WHAT YOU SHOULD DO: All of the lines below are to be transcribed faithfully, with pictures excluded from the copy.

++++++++

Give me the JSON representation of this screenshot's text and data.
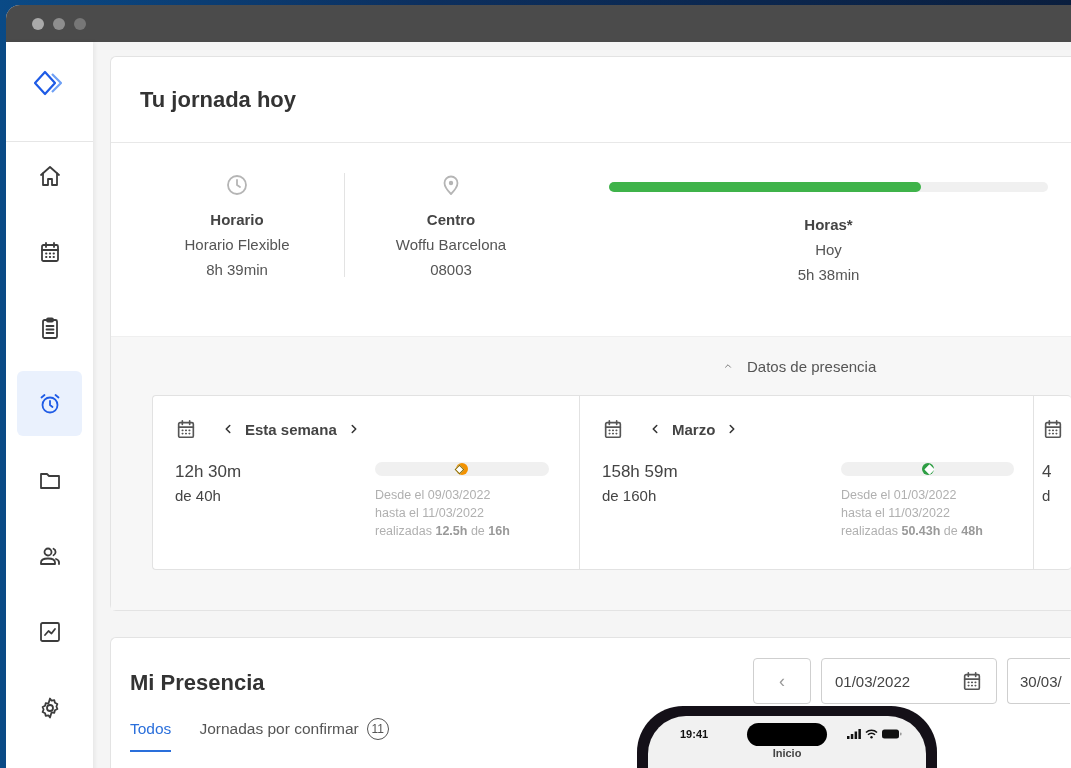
{
  "sidebar": {
    "items": [
      {
        "kind": "home",
        "selected": false
      },
      {
        "kind": "calendar",
        "selected": false
      },
      {
        "kind": "clipboard",
        "selected": false
      },
      {
        "kind": "alarm",
        "selected": true
      },
      {
        "kind": "folder",
        "selected": false
      },
      {
        "kind": "users",
        "selected": false
      },
      {
        "kind": "chart",
        "selected": false
      },
      {
        "kind": "settings",
        "selected": false
      }
    ]
  },
  "today": {
    "title": "Tu jornada hoy",
    "stats": [
      {
        "kind": "clock",
        "label": "Horario",
        "lines": [
          "Horario Flexible",
          "8h 39min"
        ]
      },
      {
        "kind": "pin",
        "label": "Centro",
        "lines": [
          "Woffu Barcelona",
          "08003"
        ]
      },
      {
        "kind": "progress",
        "label": "Horas*",
        "lines": [
          "Hoy",
          "5h 38min"
        ],
        "level": 0.71
      }
    ],
    "presence_toggle": {
      "label": "Datos de presencia",
      "expanded": true
    },
    "periods": [
      {
        "period": "Esta semana",
        "worked": "12h 30m",
        "target": "de 40h",
        "color": "#f39200",
        "kind": "under",
        "details": [
          "Desde el 09/03/2022",
          "hasta el 11/03/2022",
          "realizadas **12.5h** de **16h**"
        ]
      },
      {
        "period": "Marzo",
        "worked": "158h 59m",
        "target": "de 160h",
        "color": "#2e9e44",
        "kind": "over",
        "details": [
          "Desde el 01/03/2022",
          "hasta el 11/03/2022",
          "realizadas **50.43h** de **48h**"
        ]
      },
      {
        "worked": "4",
        "target": "d"
      }
    ]
  },
  "presence": {
    "title": "Mi Presencia",
    "tabs": [
      {
        "label": "Todos",
        "selected": true
      },
      {
        "label": "Jornadas por confirmar",
        "badge": "11",
        "selected": false
      }
    ],
    "prev_button": "‹",
    "date_from": "01/03/2022",
    "date_to": "30/03/"
  },
  "phone": {
    "time": "19:41",
    "title": "Inicio"
  }
}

++++++++

EXPECTED ANSWER:
Give me the JSON representation of this screenshot's text and data.
{
  "sidebar": {
    "items": [
      {
        "kind": "home",
        "selected": false
      },
      {
        "kind": "calendar",
        "selected": false
      },
      {
        "kind": "clipboard",
        "selected": false
      },
      {
        "kind": "alarm",
        "selected": true
      },
      {
        "kind": "folder",
        "selected": false
      },
      {
        "kind": "users",
        "selected": false
      },
      {
        "kind": "chart",
        "selected": false
      },
      {
        "kind": "settings",
        "selected": false
      }
    ]
  },
  "today": {
    "title": "Tu jornada hoy",
    "stats": [
      {
        "kind": "clock",
        "label": "Horario",
        "lines": [
          "Horario Flexible",
          "8h 39min"
        ]
      },
      {
        "kind": "pin",
        "label": "Centro",
        "lines": [
          "Woffu Barcelona",
          "08003"
        ]
      },
      {
        "kind": "progress",
        "label": "Horas*",
        "lines": [
          "Hoy",
          "5h 38min"
        ],
        "level": 0.71
      }
    ],
    "presence_toggle": {
      "label": "Datos de presencia",
      "expanded": true
    },
    "periods": [
      {
        "period": "Esta semana",
        "worked": "12h 30m",
        "target": "de 40h",
        "color": "#f39200",
        "kind": "under",
        "details": [
          "Desde el 09/03/2022",
          "hasta el 11/03/2022",
          "realizadas **12.5h** de **16h**"
        ]
      },
      {
        "period": "Marzo",
        "worked": "158h 59m",
        "target": "de 160h",
        "color": "#2e9e44",
        "kind": "over",
        "details": [
          "Desde el 01/03/2022",
          "hasta el 11/03/2022",
          "realizadas **50.43h** de **48h**"
        ]
      },
      {
        "worked": "4",
        "target": "d"
      }
    ]
  },
  "presence": {
    "title": "Mi Presencia",
    "tabs": [
      {
        "label": "Todos",
        "selected": true
      },
      {
        "label": "Jornadas por confirmar",
        "badge": "11",
        "selected": false
      }
    ],
    "prev_button": "‹",
    "date_from": "01/03/2022",
    "date_to": "30/03/"
  },
  "phone": {
    "time": "19:41",
    "title": "Inicio"
  }
}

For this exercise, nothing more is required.